Dataset items:
★ ★ ★ ★
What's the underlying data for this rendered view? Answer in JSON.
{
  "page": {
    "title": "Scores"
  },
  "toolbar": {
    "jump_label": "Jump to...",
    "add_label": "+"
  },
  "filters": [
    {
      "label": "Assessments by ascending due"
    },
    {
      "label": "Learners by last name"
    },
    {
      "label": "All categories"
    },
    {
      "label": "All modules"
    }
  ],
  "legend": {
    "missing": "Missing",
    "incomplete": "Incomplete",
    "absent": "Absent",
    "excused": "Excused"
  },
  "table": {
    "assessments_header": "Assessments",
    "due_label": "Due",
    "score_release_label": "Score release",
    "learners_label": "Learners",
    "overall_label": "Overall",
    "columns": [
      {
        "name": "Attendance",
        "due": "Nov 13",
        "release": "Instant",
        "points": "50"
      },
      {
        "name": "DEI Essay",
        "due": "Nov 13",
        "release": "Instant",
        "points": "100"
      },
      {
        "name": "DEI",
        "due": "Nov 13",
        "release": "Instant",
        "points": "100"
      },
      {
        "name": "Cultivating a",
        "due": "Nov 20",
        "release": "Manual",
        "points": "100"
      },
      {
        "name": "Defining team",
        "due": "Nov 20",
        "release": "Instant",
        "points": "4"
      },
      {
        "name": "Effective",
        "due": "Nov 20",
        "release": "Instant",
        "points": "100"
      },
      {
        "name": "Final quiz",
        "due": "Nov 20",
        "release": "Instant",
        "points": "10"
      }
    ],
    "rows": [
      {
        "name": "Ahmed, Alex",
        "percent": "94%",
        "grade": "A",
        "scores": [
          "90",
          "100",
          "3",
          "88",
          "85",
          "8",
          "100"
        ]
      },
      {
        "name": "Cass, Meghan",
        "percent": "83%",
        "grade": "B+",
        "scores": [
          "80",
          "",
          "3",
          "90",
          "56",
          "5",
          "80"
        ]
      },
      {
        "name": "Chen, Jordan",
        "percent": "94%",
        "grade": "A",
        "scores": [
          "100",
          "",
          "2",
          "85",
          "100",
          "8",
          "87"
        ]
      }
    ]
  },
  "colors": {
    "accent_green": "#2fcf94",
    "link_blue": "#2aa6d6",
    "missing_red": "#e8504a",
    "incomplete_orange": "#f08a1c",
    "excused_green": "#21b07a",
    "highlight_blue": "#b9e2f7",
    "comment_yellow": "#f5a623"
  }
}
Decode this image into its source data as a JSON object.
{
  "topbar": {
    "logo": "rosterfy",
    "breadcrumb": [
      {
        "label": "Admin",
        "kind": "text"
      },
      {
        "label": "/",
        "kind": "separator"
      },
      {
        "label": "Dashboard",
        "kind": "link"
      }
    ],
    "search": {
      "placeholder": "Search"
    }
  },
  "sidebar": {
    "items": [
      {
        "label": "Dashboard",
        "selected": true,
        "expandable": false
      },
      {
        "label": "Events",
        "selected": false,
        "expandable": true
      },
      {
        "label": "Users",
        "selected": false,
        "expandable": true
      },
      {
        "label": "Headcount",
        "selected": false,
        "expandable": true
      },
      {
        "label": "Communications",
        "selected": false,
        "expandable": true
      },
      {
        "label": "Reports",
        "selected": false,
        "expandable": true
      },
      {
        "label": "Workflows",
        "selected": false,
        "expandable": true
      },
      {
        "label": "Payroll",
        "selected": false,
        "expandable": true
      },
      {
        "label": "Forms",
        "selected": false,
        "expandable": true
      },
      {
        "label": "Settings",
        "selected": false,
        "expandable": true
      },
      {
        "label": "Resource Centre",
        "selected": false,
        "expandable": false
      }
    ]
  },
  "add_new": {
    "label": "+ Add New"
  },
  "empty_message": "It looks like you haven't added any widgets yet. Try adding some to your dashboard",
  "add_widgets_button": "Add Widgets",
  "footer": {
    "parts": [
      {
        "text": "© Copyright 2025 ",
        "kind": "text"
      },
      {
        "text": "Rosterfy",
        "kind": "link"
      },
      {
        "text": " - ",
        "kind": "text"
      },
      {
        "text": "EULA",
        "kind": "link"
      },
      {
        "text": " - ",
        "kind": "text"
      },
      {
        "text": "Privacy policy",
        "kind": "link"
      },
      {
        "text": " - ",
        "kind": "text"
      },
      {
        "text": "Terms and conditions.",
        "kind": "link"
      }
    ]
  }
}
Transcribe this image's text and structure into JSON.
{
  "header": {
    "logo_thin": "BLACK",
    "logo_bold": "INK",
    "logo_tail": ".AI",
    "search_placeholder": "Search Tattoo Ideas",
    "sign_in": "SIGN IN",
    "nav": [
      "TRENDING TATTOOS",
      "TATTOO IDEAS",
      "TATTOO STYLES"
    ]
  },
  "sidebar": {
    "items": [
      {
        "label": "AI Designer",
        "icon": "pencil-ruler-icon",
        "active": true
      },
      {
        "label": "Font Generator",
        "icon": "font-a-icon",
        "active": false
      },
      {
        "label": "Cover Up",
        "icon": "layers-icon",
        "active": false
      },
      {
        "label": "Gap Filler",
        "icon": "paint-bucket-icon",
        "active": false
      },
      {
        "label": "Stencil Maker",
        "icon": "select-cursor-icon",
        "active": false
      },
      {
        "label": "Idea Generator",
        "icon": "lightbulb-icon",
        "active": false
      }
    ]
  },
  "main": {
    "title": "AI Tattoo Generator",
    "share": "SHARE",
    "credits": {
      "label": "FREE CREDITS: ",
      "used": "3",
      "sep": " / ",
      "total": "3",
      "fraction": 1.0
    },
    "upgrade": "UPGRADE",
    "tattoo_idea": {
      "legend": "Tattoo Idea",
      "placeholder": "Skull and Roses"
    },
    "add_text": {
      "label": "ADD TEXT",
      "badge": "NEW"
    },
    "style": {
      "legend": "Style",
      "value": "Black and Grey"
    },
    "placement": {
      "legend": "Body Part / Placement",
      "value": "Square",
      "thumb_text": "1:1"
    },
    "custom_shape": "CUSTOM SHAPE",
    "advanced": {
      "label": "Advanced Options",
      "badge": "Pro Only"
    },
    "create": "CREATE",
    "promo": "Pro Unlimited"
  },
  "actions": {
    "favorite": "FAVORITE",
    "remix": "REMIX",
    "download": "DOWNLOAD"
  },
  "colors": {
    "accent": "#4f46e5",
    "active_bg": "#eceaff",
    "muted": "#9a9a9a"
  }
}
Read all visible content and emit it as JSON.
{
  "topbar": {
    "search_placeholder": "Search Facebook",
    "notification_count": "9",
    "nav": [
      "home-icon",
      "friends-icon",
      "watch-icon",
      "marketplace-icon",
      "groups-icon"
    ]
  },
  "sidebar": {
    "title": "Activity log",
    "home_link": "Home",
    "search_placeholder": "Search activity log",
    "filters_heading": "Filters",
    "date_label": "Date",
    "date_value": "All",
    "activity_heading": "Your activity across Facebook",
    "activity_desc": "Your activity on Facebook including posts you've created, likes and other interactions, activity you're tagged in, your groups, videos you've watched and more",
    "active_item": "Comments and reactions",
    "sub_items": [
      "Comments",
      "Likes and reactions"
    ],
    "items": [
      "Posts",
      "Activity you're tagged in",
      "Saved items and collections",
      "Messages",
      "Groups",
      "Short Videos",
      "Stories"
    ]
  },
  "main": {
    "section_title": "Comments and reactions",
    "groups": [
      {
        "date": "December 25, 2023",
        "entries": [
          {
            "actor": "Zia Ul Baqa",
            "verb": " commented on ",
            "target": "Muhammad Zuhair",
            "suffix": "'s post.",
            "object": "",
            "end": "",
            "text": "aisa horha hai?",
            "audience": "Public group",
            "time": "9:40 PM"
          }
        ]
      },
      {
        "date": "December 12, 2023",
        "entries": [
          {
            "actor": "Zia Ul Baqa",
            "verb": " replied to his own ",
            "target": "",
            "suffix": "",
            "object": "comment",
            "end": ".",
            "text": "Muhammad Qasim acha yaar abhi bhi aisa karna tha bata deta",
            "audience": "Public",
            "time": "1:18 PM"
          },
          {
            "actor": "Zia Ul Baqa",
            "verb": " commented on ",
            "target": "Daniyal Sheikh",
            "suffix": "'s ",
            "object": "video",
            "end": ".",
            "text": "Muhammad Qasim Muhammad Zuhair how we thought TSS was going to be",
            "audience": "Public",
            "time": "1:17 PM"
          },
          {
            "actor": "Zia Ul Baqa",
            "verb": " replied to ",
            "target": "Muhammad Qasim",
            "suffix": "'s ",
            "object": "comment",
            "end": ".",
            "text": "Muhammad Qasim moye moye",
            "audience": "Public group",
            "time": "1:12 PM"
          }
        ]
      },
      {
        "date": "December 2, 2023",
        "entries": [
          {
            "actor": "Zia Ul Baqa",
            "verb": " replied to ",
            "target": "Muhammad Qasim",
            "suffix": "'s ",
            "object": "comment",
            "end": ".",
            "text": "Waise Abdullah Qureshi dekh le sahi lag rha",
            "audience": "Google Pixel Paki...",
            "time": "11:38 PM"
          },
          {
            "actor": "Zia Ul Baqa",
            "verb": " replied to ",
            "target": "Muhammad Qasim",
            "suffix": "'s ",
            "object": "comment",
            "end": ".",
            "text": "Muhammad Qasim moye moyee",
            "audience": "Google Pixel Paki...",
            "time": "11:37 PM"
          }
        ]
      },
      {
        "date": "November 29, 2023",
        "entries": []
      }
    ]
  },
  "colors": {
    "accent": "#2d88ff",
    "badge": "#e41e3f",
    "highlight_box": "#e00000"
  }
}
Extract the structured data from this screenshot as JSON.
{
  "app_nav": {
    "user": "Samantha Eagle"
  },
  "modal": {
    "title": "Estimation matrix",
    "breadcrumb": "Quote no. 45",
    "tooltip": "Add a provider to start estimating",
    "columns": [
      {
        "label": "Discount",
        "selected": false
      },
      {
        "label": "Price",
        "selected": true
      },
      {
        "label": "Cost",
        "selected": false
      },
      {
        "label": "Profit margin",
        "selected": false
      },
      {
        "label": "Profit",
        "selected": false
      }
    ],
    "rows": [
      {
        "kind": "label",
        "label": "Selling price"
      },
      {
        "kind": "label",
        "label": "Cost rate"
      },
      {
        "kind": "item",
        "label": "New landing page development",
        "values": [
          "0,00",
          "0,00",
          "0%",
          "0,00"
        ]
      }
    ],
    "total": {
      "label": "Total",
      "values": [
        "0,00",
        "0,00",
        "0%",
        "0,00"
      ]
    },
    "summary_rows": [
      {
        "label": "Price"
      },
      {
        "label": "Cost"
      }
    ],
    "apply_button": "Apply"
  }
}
★ ★ ★ ★
# Exercise aim
Working from the listing above, pick out every line that has "legend" and copy it.

# Final answer
  "legend": {
      "legend": "Tattoo Idea",
      "legend": "Style",
      "legend": "Body Part / Placement",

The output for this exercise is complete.